===== DATA SHOWN =====
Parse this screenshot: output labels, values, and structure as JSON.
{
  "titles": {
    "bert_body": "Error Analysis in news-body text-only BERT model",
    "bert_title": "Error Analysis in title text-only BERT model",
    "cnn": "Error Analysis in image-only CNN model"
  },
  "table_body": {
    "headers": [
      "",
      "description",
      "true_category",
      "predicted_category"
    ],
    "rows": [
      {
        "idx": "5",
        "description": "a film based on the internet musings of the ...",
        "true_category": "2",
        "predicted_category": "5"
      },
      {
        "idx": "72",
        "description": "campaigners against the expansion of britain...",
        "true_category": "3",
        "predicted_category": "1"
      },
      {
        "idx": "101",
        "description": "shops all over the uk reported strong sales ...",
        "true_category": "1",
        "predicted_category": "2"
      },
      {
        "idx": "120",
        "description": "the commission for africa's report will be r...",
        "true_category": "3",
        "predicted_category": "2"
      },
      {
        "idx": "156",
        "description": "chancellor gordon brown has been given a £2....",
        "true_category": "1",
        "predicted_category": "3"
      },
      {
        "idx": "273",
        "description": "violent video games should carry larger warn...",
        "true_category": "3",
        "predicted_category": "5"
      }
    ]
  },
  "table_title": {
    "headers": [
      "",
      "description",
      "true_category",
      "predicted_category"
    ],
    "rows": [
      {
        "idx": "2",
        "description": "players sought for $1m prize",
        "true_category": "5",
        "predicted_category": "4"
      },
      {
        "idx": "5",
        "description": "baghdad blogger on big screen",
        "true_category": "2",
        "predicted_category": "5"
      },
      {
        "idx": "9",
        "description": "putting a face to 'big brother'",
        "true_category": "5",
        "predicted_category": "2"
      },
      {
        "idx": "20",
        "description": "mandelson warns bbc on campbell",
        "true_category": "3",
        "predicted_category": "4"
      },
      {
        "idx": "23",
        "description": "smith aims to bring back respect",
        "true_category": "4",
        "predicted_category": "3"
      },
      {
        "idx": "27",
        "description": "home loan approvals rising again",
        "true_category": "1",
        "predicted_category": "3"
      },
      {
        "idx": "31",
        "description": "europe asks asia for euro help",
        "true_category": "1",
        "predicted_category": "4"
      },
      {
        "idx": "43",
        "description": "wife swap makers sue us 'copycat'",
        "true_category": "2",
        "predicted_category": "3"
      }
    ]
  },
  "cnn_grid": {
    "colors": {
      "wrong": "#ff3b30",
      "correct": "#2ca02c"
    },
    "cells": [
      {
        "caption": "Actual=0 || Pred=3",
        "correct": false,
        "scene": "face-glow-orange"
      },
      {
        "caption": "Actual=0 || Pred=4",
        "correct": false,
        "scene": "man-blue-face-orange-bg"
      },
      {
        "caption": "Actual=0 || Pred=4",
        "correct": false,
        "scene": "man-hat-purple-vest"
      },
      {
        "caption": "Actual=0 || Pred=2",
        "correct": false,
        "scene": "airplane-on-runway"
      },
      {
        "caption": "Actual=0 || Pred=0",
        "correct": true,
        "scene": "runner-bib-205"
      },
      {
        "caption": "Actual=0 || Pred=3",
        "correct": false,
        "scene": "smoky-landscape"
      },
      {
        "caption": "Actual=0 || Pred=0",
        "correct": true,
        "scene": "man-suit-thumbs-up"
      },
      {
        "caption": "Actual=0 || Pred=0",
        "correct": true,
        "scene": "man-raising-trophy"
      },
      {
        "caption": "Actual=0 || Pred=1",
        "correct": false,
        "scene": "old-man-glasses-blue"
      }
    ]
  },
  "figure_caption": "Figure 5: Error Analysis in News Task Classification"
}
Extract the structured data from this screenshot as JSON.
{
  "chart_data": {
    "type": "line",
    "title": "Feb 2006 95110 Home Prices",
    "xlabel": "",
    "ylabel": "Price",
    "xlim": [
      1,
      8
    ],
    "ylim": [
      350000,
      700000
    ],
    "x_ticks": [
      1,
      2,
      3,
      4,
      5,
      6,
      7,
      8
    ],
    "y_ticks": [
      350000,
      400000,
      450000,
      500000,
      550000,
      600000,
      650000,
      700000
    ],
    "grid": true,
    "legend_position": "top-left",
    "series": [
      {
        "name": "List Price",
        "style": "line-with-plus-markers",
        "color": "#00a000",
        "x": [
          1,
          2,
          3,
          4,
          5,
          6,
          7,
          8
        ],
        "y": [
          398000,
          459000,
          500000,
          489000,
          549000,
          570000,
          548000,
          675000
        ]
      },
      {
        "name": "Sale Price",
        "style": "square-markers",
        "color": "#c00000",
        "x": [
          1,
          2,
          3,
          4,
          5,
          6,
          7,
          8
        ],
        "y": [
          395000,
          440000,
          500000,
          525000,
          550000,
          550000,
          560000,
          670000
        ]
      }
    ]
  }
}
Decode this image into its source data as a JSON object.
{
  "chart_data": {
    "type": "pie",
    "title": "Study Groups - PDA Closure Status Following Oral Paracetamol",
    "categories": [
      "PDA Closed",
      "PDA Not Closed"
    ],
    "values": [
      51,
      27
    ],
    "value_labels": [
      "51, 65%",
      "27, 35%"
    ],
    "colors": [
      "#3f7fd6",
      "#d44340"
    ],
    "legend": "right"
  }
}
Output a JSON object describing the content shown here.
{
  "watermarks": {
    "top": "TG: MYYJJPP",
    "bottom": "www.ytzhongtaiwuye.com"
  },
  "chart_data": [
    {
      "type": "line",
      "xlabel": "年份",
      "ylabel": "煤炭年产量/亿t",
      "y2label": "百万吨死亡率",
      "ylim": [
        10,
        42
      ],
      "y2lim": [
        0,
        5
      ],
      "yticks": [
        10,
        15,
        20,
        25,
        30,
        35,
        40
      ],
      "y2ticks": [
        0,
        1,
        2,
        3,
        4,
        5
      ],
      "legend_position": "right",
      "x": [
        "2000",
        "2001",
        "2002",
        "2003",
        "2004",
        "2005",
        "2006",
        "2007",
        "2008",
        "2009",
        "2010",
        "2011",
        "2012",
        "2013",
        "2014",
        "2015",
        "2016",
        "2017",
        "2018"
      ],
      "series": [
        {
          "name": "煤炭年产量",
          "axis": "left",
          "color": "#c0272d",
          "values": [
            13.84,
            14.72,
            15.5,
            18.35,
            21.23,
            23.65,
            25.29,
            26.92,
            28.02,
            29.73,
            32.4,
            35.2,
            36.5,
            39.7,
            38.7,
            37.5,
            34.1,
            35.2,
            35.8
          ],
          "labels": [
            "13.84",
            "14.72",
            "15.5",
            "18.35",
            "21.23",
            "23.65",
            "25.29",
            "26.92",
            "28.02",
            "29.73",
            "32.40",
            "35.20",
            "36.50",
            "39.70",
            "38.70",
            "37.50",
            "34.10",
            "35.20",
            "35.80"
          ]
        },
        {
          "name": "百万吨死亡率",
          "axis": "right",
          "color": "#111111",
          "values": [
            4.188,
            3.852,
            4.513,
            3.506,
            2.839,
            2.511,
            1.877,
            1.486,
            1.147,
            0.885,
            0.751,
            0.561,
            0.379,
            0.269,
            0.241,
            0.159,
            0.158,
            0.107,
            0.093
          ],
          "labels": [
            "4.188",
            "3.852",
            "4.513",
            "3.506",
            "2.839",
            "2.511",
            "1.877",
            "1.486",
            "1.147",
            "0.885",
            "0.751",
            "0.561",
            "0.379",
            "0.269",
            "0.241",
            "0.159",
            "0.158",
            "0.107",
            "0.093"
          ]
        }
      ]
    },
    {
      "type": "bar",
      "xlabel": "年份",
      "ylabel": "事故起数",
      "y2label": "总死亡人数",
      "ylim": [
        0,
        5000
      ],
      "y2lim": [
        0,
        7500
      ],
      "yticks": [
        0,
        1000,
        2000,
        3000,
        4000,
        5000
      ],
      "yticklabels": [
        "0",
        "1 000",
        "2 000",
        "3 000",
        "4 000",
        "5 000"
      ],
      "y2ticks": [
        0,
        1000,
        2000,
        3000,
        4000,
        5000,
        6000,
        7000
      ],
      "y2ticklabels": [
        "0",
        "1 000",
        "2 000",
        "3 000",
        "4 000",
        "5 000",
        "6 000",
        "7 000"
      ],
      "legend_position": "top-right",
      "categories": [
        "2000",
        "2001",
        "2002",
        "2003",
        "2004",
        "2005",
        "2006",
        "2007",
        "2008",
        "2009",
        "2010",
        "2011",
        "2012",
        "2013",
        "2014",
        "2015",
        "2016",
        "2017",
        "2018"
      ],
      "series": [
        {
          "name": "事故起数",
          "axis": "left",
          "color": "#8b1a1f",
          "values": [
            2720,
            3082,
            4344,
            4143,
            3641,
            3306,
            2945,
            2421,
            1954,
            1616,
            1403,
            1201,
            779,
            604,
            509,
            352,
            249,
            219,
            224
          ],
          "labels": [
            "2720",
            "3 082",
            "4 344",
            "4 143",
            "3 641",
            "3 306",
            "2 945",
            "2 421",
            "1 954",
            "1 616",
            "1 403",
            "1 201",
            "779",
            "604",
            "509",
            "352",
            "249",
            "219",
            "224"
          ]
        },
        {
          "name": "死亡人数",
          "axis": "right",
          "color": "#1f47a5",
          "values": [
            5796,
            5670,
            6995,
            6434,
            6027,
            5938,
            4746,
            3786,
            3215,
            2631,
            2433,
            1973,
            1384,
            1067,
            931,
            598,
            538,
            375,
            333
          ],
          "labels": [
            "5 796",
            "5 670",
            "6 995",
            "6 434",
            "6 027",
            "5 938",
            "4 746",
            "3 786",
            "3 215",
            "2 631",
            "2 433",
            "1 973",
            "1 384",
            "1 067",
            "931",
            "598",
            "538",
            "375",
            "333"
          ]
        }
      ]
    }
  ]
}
=====
**OBJECTIVE**
Tell how many lines above contain the word "JSON". Give the number alone.

**TASK RESPONSE**
4